INSTRUCTIONS TO FOLLOW: Output each record exactly. Leave none out.

Extracted data entries:

=====

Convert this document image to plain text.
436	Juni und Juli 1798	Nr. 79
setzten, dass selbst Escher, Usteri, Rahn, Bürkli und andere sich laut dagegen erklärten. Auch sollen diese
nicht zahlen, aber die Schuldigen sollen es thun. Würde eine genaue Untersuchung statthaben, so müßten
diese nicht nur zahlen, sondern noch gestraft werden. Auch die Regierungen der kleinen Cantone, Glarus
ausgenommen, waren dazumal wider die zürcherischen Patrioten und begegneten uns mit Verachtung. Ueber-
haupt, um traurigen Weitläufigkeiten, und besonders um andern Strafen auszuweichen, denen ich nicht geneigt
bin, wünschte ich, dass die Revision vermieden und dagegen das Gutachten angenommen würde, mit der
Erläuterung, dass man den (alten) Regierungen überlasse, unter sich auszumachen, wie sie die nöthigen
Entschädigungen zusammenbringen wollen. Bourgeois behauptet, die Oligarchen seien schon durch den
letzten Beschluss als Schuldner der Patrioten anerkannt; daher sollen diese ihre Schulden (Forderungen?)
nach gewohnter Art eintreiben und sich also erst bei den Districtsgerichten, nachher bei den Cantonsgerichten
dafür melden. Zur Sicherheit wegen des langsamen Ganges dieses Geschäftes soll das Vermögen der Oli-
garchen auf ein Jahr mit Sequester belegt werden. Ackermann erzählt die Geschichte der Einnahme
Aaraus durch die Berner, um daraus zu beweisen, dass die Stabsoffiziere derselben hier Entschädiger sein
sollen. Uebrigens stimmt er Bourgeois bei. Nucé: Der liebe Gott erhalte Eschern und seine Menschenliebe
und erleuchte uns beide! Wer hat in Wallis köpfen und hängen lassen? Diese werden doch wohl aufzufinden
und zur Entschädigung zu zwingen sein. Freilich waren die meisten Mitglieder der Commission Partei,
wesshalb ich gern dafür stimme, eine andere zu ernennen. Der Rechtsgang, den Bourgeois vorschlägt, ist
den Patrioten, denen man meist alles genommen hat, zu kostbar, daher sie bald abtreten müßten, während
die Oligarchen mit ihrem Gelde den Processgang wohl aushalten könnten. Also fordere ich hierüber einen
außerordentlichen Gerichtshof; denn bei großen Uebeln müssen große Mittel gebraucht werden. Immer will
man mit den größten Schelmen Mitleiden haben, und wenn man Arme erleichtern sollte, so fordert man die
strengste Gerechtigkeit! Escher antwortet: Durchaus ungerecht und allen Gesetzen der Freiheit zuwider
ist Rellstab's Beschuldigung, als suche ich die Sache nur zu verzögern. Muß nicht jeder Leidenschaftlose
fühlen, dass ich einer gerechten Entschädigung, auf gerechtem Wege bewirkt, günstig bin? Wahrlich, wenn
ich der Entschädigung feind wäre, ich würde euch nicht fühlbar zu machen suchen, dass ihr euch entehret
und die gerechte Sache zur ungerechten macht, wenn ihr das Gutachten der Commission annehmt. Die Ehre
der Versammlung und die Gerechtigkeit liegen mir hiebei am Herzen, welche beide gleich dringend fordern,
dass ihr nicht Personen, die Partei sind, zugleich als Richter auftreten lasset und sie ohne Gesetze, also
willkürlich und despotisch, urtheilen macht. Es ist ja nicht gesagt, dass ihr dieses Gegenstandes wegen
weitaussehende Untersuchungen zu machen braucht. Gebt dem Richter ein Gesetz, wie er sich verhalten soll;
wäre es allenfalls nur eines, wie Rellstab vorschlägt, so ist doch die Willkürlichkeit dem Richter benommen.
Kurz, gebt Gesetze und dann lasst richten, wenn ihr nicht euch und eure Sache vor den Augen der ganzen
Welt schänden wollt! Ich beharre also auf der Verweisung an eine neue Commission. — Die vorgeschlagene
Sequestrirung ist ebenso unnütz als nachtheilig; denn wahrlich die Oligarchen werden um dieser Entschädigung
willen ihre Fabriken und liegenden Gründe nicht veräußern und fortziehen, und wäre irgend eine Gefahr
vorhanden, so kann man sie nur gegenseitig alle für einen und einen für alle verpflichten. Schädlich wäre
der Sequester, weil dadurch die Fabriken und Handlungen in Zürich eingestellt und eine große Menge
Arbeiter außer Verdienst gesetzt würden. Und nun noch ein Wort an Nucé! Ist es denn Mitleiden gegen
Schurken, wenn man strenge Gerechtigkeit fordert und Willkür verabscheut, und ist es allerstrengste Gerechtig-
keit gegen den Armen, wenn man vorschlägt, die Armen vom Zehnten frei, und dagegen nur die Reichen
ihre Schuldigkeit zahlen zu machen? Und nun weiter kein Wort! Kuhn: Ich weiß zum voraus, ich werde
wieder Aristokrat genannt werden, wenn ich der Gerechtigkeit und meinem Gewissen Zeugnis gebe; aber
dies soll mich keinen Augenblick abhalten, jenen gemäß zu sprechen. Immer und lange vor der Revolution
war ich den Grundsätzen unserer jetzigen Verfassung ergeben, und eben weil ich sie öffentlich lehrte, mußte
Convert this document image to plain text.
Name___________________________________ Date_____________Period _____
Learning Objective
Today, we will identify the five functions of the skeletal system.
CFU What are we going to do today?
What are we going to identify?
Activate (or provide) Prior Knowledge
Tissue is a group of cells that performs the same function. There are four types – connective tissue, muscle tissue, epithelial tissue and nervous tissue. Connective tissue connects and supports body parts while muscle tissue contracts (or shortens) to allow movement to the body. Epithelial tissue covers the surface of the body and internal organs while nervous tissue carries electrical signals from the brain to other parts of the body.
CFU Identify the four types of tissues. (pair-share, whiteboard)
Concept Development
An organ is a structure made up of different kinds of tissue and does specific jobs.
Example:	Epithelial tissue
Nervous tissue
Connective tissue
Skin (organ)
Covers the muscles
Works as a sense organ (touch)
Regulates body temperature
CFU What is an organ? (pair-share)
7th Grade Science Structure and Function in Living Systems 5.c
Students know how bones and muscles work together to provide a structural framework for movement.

=====

THE COMPLETED TASK:
Convert this document image to plain text.
436	Juni und Juli 1798	Nr. 79
setzten, dass selbst Escher, Usteri, Rahn, Bürkli und andere sich laut dagegen erklärten. Auch sollen diese
nicht zahlen, aber die Schuldigen sollen es thun. Würde eine genaue Untersuchung statthaben, so müßten
diese nicht nur zahlen, sondern noch gestraft werden. Auch die Regierungen der kleinen Cantone, Glarus
ausgenommen, waren dazumal wider die zürcherischen Patrioten und begegneten uns mit Verachtung. Ueber-
haupt, um traurigen Weitläufigkeiten, und besonders um andern Strafen auszuweichen, denen ich nicht geneigt
bin, wünschte ich, dass die Revision vermieden und dagegen das Gutachten angenommen würde, mit der
Erläuterung, dass man den (alten) Regierungen überlasse, unter sich auszumachen, wie sie die nöthigen
Entschädigungen zusammenbringen wollen. Bourgeois behauptet, die Oligarchen seien schon durch den
letzten Beschluss als Schuldner der Patrioten anerkannt; daher sollen diese ihre Schulden (Forderungen?)
nach gewohnter Art eintreiben und sich also erst bei den Districtsgerichten, nachher bei den Cantonsgerichten
dafür melden. Zur Sicherheit wegen des langsamen Ganges dieses Geschäftes soll das Vermögen der Oli-
garchen auf ein Jahr mit Sequester belegt werden. Ackermann erzählt die Geschichte der Einnahme
Aaraus durch die Berner, um daraus zu beweisen, dass die Stabsoffiziere derselben hier Entschädiger sein
sollen. Uebrigens stimmt er Bourgeois bei. Nucé: Der liebe Gott erhalte Eschern und seine Menschenliebe
und erleuchte uns beide! Wer hat in Wallis köpfen und hängen lassen? Diese werden doch wohl aufzufinden
und zur Entschädigung zu zwingen sein. Freilich waren die meisten Mitglieder der Commission Partei,
wesshalb ich gern dafür stimme, eine andere zu ernennen. Der Rechtsgang, den Bourgeois vorschlägt, ist
den Patrioten, denen man meist alles genommen hat, zu kostbar, daher sie bald abtreten müßten, während
die Oligarchen mit ihrem Gelde den Processgang wohl aushalten könnten. Also fordere ich hierüber einen
außerordentlichen Gerichtshof; denn bei großen Uebeln müssen große Mittel gebraucht werden. Immer will
man mit den größten Schelmen Mitleiden haben, und wenn man Arme erleichtern sollte, so fordert man die
strengste Gerechtigkeit! Escher antwortet: Durchaus ungerecht und allen Gesetzen der Freiheit zuwider
ist Rellstab's Beschuldigung, als suche ich die Sache nur zu verzögern. Muß nicht jeder Leidenschaftlose
fühlen, dass ich einer gerechten Entschädigung, auf gerechtem Wege bewirkt, günstig bin? Wahrlich, wenn
ich der Entschädigung feind wäre, ich würde euch nicht fühlbar zu machen suchen, dass ihr euch entehret
und die gerechte Sache zur ungerechten macht, wenn ihr das Gutachten der Commission annehmt. Die Ehre
der Versammlung und die Gerechtigkeit liegen mir hiebei am Herzen, welche beide gleich dringend fordern,
dass ihr nicht Personen, die Partei sind, zugleich als Richter auftreten lasset und sie ohne Gesetze, also
willkürlich und despotisch, urtheilen macht. Es ist ja nicht gesagt, dass ihr dieses Gegenstandes wegen
weitaussehende Untersuchungen zu machen braucht. Gebt dem Richter ein Gesetz, wie er sich verhalten soll;
wäre es allenfalls nur eines, wie Rellstab vorschlägt, so ist doch die Willkürlichkeit dem Richter benommen.
Kurz, gebt Gesetze und dann lasst richten, wenn ihr nicht euch und eure Sache vor den Augen der ganzen
Welt schänden wollt! Ich beharre also auf der Verweisung an eine neue Commission. — Die vorgeschlagene
Sequestrirung ist ebenso unnütz als nachtheilig; denn wahrlich die Oligarchen werden um dieser Entschädigung
willen ihre Fabriken und liegenden Gründe nicht veräußern und fortziehen, und wäre irgend eine Gefahr
vorhanden, so kann man sie nur gegenseitig alle für einen und einen für alle verpflichten. Schädlich wäre
der Sequester, weil dadurch die Fabriken und Handlungen in Zürich eingestellt und eine große Menge
Arbeiter außer Verdienst gesetzt würden. Und nun noch ein Wort an Nucé! Ist es denn Mitleiden gegen
Schurken, wenn man strenge Gerechtigkeit fordert und Willkür verabscheut, und ist es allerstrengste Gerechtig-
keit gegen den Armen, wenn man vorschlägt, die Armen vom Zehnten frei, und dagegen nur die Reichen
ihre Schuldigkeit zahlen zu machen? Und nun weiter kein Wort! Kuhn: Ich weiß zum voraus, ich werde
wieder Aristokrat genannt werden, wenn ich der Gerechtigkeit und meinem Gewissen Zeugnis gebe; aber
dies soll mich keinen Augenblick abhalten, jenen gemäß zu sprechen. Immer und lange vor der Revolution
war ich den Grundsätzen unserer jetzigen Verfassung ergeben, und eben weil ich sie öffentlich lehrte, mußte
Convert this document image to plain text.
Name___________________________________ Date_____________Period _____
Learning Objective
Today, we will identify the five functions of the skeletal system.
CFU What are we going to do today?
What are we going to identify?
Activate (or provide) Prior Knowledge
Tissue is a group of cells that performs the same function. There are four types – connective tissue, muscle tissue, epithelial tissue and nervous tissue. Connective tissue connects and supports body parts while muscle tissue contracts (or shortens) to allow movement to the body. Epithelial tissue covers the surface of the body and internal organs while nervous tissue carries electrical signals from the brain to other parts of the body.
CFU Identify the four types of tissues. (pair-share, whiteboard)
Concept Development
An organ is a structure made up of different kinds of tissue and does specific jobs.
Example:	Epithelial tissue
Nervous tissue
Connective tissue
Skin (organ)
Covers the muscles
Works as a sense organ (touch)
Regulates body temperature
CFU What is an organ? (pair-share)
7th Grade Science Structure and Function in Living Systems 5.c
Students know how bones and muscles work together to provide a structural framework for movement.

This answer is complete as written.